It opens simply and sharply. Save for a quick shot of some heavy petting, we launch straight into a riveting heist-gone-wrong, shot from the POV of a speeding van, the camera in the thick of flying bullets and screeching tyres. Perhaps it’s a defiant statement from the director — who once filmed a 17-minute static shot, in 2008’s Hunger — that he can do pacy, muscular, snappily edited action. On this evidence: he’s not wrong.
What starts as a lean revenge potboiler quickly expands into a sprawling treatise on modern-day America.
That gripping opening sequence economically sets up the premise: after four career criminals are killed on the job, their widows improbably take up the crime baton to pull off the heist of a lifetime. That’s the basic set-up, but McQueen’s ambition stretches beyond genre, dilating his lens to include the social, the political and the personal. Set in 2008 Chicago (a year which saw murders in the city increase by 15 per cent), what starts as a lean revenge potboiler quickly expands into a sprawling treatise on poverty, violence, policing, corruption and what it means to be a minority in modern-day America.
Lofty ideas, perhaps, but McQueen is so confident in how he approaches his storytelling that we almost don’t notice the themes he’s quietly ushering in around the fireworks. There’s something of David Simon’s The Wire in the way the film tells such an epic morality tale, and how it uses a city as a pessimistic metaphor for America in microcosm. The film’s most startling shot comes from a camera fixed to the bonnet of a car: while a fiery conversation about power plays out unseen in the background, Southside neighbourhoods roll past, the streets transforming from poverty-stricken projects to leafy, gated mansions, in a thrilling piece of visual storytelling about inequality and opportunity.

Records of labeled boxes
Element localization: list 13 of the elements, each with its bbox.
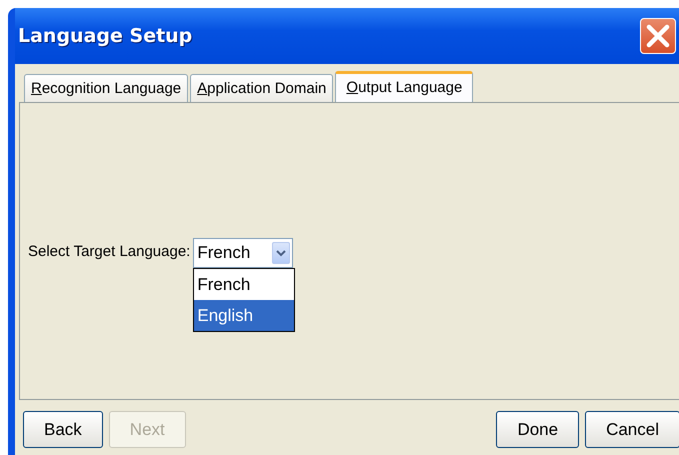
window-title: Language Setup	[18, 25, 192, 47]
language-dropdown[interactable]: French	[193, 238, 294, 268]
caret-icon	[276, 250, 286, 256]
dialog-button[interactable]: Back	[23, 411, 103, 448]
tab[interactable]: Application Domain	[190, 74, 334, 102]
close-button[interactable]	[640, 18, 676, 54]
field-label: Select Target Language:	[28, 242, 190, 260]
tab[interactable]: Output Language	[335, 71, 474, 103]
dropdown-option[interactable]: English	[194, 300, 294, 331]
dialog-button[interactable]: Done	[496, 411, 580, 448]
close-icon	[646, 24, 670, 48]
tab[interactable]: Recognition Language	[24, 74, 188, 102]
dialog-button[interactable]: Cancel	[585, 411, 679, 448]
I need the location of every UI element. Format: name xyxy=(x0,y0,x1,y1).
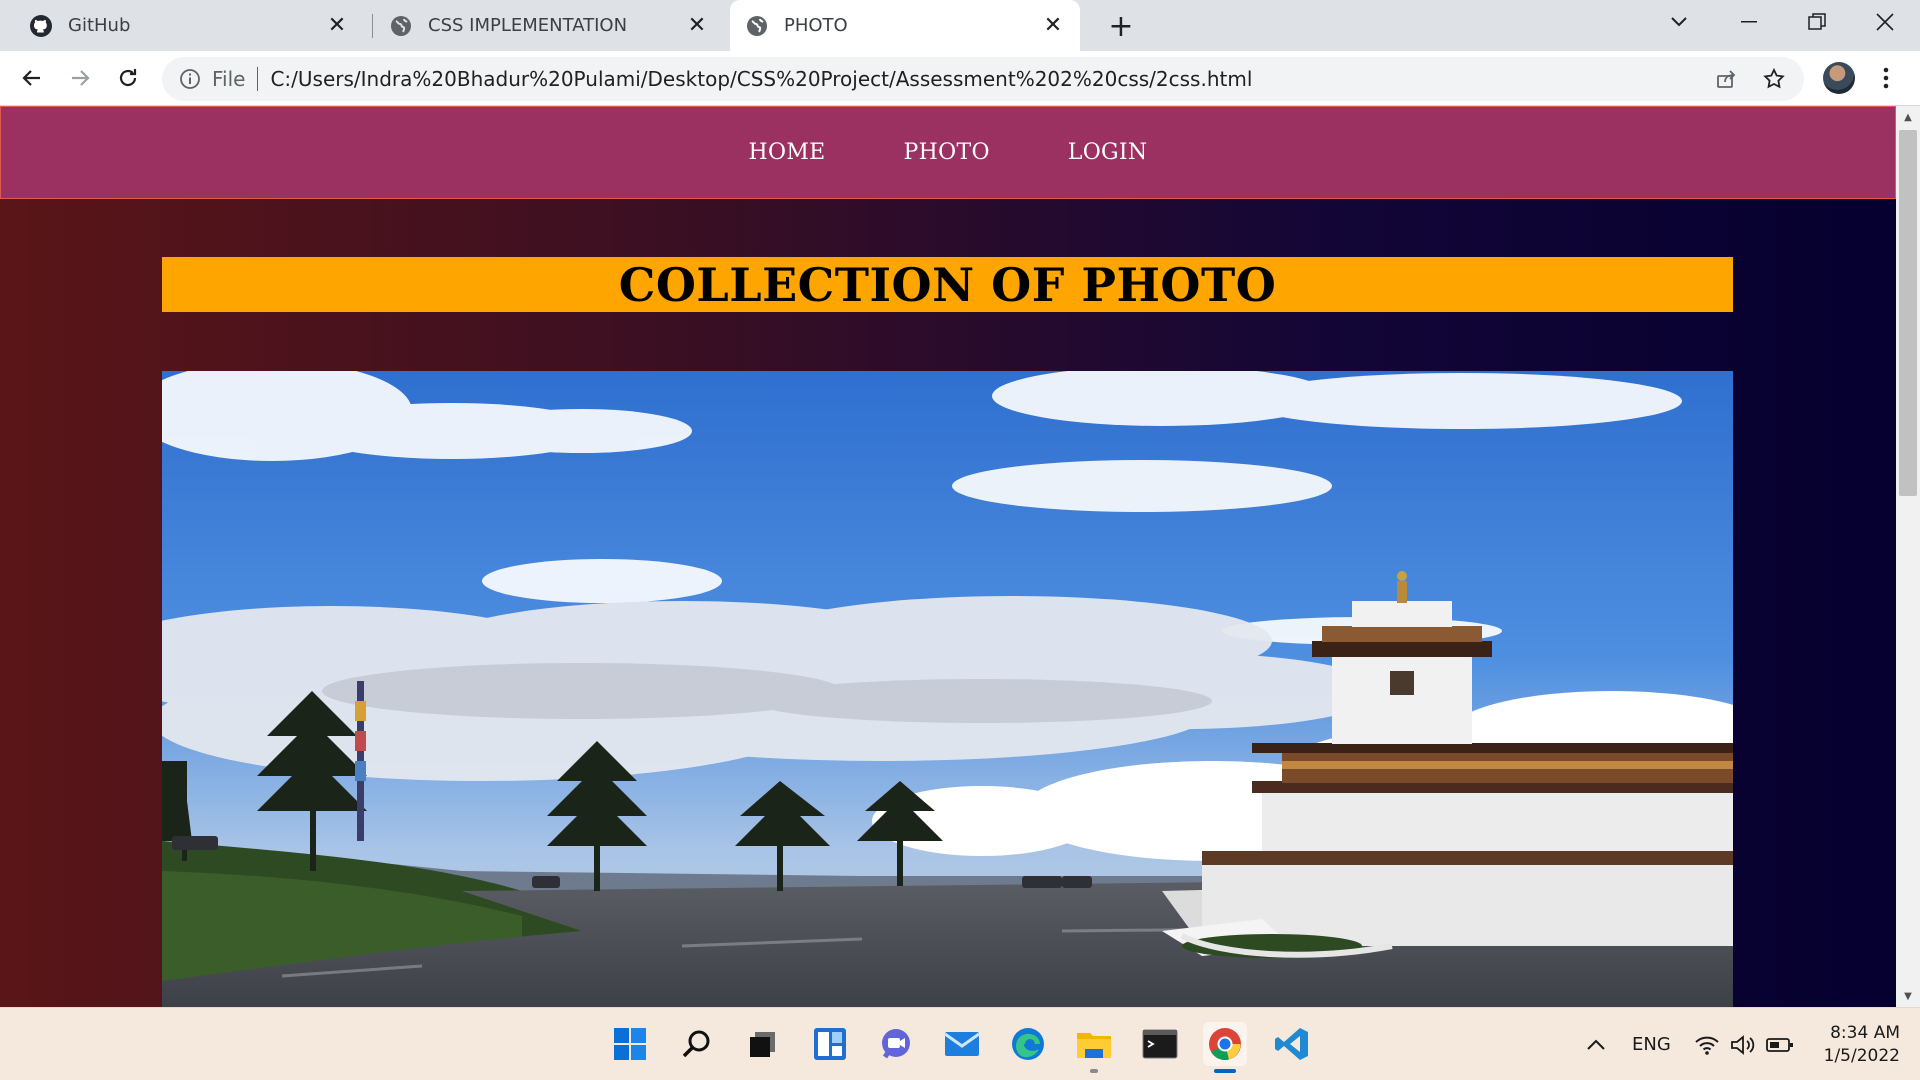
minimize-button[interactable] xyxy=(1716,0,1782,44)
system-clock[interactable]: 8:34 AM 1/5/2022 xyxy=(1800,1022,1900,1068)
scroll-up-arrow-icon[interactable]: ▲ xyxy=(1896,106,1920,128)
running-indicator xyxy=(1090,1069,1098,1073)
volume-icon[interactable] xyxy=(1730,1008,1756,1080)
vertical-scrollbar[interactable]: ▲ ▼ xyxy=(1896,106,1920,1007)
scroll-down-arrow-icon[interactable]: ▼ xyxy=(1896,985,1920,1007)
scrollbar-thumb[interactable] xyxy=(1899,130,1917,496)
clock-date: 1/5/2022 xyxy=(1823,1046,1900,1066)
page-heading: COLLECTION OF PHOTO xyxy=(618,257,1277,312)
windows-start-icon[interactable] xyxy=(608,1022,652,1066)
browser-toolbar: File C:/Users/Indra%20Bhadur%20Pulami/De… xyxy=(0,51,1920,106)
chrome-icon[interactable] xyxy=(1203,1022,1247,1066)
nav-login-link[interactable]: LOGIN xyxy=(1068,140,1148,165)
windows-taskbar: ENG 8:34 AM 1/5/2022 xyxy=(0,1007,1920,1080)
nav-home-link[interactable]: HOME xyxy=(749,140,826,165)
terminal-icon[interactable] xyxy=(1138,1022,1182,1066)
chat-icon[interactable] xyxy=(874,1022,918,1066)
tab-photo[interactable]: PHOTO ✕ xyxy=(730,0,1080,51)
tab-divider xyxy=(372,14,373,38)
bookmark-star-icon[interactable] xyxy=(1760,65,1788,93)
reload-button[interactable] xyxy=(110,60,146,96)
task-view-icon[interactable] xyxy=(741,1022,785,1066)
nav-photo-link[interactable]: PHOTO xyxy=(904,140,990,165)
close-tab-icon[interactable]: ✕ xyxy=(684,13,710,39)
language-indicator[interactable]: ENG xyxy=(1632,1008,1671,1080)
clock-time: 8:34 AM xyxy=(1830,1023,1900,1043)
site-navbar: HOME PHOTO LOGIN xyxy=(0,106,1896,199)
heading-banner: COLLECTION OF PHOTO xyxy=(162,257,1733,312)
mail-icon[interactable] xyxy=(940,1022,984,1066)
show-hidden-icons-chevron-up-icon[interactable] xyxy=(1586,1008,1606,1080)
close-tab-icon[interactable]: ✕ xyxy=(324,13,350,39)
close-window-button[interactable] xyxy=(1852,0,1918,44)
close-tab-icon[interactable]: ✕ xyxy=(1040,13,1066,39)
battery-icon[interactable] xyxy=(1766,1008,1794,1080)
tab-title: PHOTO xyxy=(784,15,848,36)
landscape-photo xyxy=(162,371,1733,1007)
active-app-indicator xyxy=(1214,1069,1236,1073)
url-text[interactable]: C:/Users/Indra%20Bhadur%20Pulami/Desktop… xyxy=(270,67,1252,91)
github-icon xyxy=(28,13,54,39)
tab-strip: GitHub ✕ CSS IMPLEMENTATION ✕ PHOTO ✕ + xyxy=(0,0,1920,51)
menu-kebab-icon[interactable] xyxy=(1870,62,1902,94)
info-icon[interactable] xyxy=(178,67,202,91)
globe-icon xyxy=(744,13,770,39)
restore-button[interactable] xyxy=(1784,0,1850,44)
profile-avatar[interactable] xyxy=(1823,62,1855,94)
tab-title: CSS IMPLEMENTATION xyxy=(428,15,628,36)
globe-icon xyxy=(388,13,414,39)
tab-css-implementation[interactable]: CSS IMPLEMENTATION ✕ xyxy=(374,0,724,51)
search-icon[interactable] xyxy=(675,1022,719,1066)
vscode-icon[interactable] xyxy=(1270,1022,1314,1066)
forward-button[interactable] xyxy=(62,60,98,96)
tab-title: GitHub xyxy=(68,15,131,36)
wifi-icon[interactable] xyxy=(1694,1008,1720,1080)
new-tab-button[interactable]: + xyxy=(1106,9,1136,44)
tab-github[interactable]: GitHub ✕ xyxy=(14,0,364,51)
scheme-label: File xyxy=(212,67,246,91)
widgets-icon[interactable] xyxy=(808,1022,852,1066)
edge-icon[interactable] xyxy=(1006,1022,1050,1066)
back-button[interactable] xyxy=(14,60,50,96)
file-explorer-icon[interactable] xyxy=(1072,1022,1116,1066)
share-icon[interactable] xyxy=(1712,65,1740,93)
page-viewport: HOME PHOTO LOGIN COLLECTION OF PHOTO xyxy=(0,106,1896,1007)
tab-search-chevron-down-icon[interactable] xyxy=(1646,0,1712,44)
address-bar[interactable]: File C:/Users/Indra%20Bhadur%20Pulami/De… xyxy=(162,57,1804,101)
divider xyxy=(257,67,259,91)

List of tasks
1. Reproduce the stretch of the film review from "That gripping opening" through "in modern-day America." word for word.
2. Resume the film review, picking up after its final sentence.
The listing has no connection to the film review.

Outputs in order
1.
That gripping opening sequence economically sets up the premise: after four career criminals are killed on the job, their widows improbably take up the crime baton to pull off the heist of a lifetime. That’s the basic set-up, but McQueen’s ambition stretches beyond genre, dilating his lens to include the social, the political and the personal. Set in 2008 Chicago (a year which saw murders in the city increase by 15 per cent), what starts as a lean revenge potboiler quickly expands into a sprawling treatise on poverty, violence, policing, corruption and what it means to be a minority in modern-day America.

2.
Some may feel the politics interferes with the plot, or that the genre clichés aren’t entirely transcended (one twist, in particular, will be contentious). But McQueen makes undeniably effective and efficient use of one of the best ensemble casts of the year. Daniel Kaluuya, in particular, is icy and intensely brilliant — a cooly calculated killer with the most terrifying swagger since Patrick Bateman. Yet the women are the clear stars: all four leads, in their own way, dazzle, surprise and challenge us. If we had to pick a standout, it would be the central performance from Viola Davis, who expertly juggles intense vulnerability with an indomitable toughness. “We have a lot of work to do,” she says at her steeliest moment, admonishing a fellow widow for allowing a touch of emotion. “Crying isn’t on the list.”
Crying is on the list for the film, though, almost inevitably given that title; those expecting a fun, sexy heist movie in the Ocean’s 11 tradition should perhaps moderate their expectations. In exploring grief, immorality, and every kind of pain, it’s an unforgiving and sometimes grim watch. But then, that’s the point: like the gritty New Hollywood auteurs of the ’70s, McQueen isn’t just after cheap thrills here. He has something to say.